- Goal of the exercise -
Find each line that has the string "color" and give the total, with nothing else.

- Records for the task -

§ §

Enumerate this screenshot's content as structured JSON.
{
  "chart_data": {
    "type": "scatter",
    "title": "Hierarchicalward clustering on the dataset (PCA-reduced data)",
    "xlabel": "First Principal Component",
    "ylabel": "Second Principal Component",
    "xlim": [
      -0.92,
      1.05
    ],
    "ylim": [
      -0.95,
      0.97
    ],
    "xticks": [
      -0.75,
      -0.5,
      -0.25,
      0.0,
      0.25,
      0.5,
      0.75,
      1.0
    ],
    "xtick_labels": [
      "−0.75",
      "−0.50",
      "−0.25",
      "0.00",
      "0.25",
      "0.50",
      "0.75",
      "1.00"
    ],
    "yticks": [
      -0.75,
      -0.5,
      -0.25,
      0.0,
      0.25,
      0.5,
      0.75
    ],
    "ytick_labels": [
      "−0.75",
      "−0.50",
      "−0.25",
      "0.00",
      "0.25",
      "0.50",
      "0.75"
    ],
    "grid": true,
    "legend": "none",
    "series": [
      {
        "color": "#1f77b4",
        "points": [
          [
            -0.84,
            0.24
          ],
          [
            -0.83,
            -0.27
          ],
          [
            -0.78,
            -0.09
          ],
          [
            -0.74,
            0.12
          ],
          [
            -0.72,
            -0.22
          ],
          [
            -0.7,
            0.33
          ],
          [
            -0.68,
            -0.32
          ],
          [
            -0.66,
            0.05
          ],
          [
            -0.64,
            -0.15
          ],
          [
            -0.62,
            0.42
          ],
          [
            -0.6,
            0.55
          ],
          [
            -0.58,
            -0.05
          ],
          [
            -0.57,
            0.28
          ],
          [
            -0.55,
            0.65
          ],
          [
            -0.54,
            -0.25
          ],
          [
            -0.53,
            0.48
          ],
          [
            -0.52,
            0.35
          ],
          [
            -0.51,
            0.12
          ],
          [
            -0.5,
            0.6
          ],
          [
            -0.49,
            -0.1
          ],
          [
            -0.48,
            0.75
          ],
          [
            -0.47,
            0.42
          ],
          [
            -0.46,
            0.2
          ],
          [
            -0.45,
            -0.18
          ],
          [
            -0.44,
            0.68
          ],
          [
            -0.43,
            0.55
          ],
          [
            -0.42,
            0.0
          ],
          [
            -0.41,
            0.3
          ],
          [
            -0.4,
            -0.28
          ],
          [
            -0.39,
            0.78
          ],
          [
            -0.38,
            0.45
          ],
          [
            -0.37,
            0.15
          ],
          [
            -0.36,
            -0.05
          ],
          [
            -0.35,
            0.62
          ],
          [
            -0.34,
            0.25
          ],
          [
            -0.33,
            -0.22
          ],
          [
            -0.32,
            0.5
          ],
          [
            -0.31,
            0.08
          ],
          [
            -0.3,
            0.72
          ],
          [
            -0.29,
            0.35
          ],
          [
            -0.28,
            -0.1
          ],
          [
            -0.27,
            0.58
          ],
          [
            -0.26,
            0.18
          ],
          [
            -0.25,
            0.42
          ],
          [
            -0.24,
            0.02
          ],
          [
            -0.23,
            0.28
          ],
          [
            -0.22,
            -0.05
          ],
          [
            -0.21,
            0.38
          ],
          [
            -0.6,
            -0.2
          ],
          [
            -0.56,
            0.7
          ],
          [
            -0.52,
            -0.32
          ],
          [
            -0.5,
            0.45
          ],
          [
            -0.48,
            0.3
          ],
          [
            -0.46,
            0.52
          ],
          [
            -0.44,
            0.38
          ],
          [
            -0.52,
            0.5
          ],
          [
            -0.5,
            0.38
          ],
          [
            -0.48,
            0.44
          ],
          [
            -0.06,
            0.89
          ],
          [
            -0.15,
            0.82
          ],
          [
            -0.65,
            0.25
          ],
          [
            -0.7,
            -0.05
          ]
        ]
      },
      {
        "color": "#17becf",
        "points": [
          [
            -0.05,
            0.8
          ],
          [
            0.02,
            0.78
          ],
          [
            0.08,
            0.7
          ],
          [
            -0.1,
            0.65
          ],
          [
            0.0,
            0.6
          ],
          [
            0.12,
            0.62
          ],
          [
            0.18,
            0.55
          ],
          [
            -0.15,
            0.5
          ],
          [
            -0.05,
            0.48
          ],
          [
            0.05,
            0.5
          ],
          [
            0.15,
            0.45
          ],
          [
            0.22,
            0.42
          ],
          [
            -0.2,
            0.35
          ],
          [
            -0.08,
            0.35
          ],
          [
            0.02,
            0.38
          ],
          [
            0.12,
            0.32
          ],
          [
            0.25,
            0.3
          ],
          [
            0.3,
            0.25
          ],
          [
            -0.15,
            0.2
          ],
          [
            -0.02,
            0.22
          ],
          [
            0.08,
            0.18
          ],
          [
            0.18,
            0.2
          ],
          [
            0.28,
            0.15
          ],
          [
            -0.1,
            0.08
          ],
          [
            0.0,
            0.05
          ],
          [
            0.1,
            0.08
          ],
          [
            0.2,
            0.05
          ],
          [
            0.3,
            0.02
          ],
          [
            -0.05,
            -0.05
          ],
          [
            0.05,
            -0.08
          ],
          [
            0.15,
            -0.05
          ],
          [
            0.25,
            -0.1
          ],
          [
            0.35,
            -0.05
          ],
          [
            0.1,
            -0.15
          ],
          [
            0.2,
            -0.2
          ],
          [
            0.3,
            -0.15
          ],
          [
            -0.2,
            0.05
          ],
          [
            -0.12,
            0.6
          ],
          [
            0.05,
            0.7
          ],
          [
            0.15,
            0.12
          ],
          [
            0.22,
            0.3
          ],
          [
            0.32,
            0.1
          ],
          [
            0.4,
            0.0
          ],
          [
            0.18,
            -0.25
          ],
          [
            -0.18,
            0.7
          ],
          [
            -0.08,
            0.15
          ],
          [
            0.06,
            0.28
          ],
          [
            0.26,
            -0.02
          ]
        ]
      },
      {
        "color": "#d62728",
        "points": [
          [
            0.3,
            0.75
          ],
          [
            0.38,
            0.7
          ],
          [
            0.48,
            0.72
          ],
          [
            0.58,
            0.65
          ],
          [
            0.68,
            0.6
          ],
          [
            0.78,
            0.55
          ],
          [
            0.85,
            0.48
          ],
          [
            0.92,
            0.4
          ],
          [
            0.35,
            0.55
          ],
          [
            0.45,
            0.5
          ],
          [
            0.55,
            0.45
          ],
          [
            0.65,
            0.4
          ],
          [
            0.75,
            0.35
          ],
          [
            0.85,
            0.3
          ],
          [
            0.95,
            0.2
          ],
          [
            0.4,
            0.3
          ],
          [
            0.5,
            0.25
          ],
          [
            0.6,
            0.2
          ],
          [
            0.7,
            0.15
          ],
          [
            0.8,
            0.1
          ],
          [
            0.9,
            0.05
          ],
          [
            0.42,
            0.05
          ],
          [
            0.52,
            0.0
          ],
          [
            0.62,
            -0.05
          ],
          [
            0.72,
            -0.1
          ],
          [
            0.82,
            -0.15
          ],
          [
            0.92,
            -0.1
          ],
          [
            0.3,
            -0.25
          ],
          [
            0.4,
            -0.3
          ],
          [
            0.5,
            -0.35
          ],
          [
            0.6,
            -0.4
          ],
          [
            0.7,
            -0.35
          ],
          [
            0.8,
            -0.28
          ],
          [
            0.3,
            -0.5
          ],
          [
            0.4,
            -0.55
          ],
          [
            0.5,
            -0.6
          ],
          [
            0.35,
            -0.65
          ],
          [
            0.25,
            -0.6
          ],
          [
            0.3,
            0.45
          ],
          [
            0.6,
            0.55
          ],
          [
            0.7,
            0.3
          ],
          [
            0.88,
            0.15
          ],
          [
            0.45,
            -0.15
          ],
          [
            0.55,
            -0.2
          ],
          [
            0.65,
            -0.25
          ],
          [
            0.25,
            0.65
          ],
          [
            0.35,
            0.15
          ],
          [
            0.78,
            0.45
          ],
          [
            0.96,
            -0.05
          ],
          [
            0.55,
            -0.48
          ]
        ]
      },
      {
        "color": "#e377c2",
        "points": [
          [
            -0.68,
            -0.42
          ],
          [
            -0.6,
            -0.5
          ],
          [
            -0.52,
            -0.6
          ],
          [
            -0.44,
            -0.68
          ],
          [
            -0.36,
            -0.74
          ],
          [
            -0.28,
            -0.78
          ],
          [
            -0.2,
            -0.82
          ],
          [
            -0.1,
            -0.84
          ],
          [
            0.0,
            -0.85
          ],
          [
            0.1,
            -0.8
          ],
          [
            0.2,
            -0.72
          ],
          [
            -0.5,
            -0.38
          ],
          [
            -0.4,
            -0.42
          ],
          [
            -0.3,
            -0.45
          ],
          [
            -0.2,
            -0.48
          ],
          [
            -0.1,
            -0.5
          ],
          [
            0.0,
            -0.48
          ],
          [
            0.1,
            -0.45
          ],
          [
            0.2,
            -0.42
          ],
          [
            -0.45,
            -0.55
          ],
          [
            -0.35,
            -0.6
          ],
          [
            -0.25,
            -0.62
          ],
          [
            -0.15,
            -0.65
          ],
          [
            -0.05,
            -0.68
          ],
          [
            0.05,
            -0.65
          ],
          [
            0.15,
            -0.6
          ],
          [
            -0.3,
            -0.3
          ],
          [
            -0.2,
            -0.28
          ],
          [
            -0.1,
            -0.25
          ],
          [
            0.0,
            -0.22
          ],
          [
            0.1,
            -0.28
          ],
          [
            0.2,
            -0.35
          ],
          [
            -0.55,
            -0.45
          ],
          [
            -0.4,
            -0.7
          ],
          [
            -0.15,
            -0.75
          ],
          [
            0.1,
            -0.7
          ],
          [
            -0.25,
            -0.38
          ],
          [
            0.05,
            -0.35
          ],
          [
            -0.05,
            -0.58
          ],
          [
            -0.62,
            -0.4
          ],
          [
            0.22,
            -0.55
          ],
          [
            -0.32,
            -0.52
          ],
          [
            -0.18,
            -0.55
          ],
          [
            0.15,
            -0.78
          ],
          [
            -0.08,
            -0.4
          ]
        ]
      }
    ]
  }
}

§ §

- Response to this exercise -
4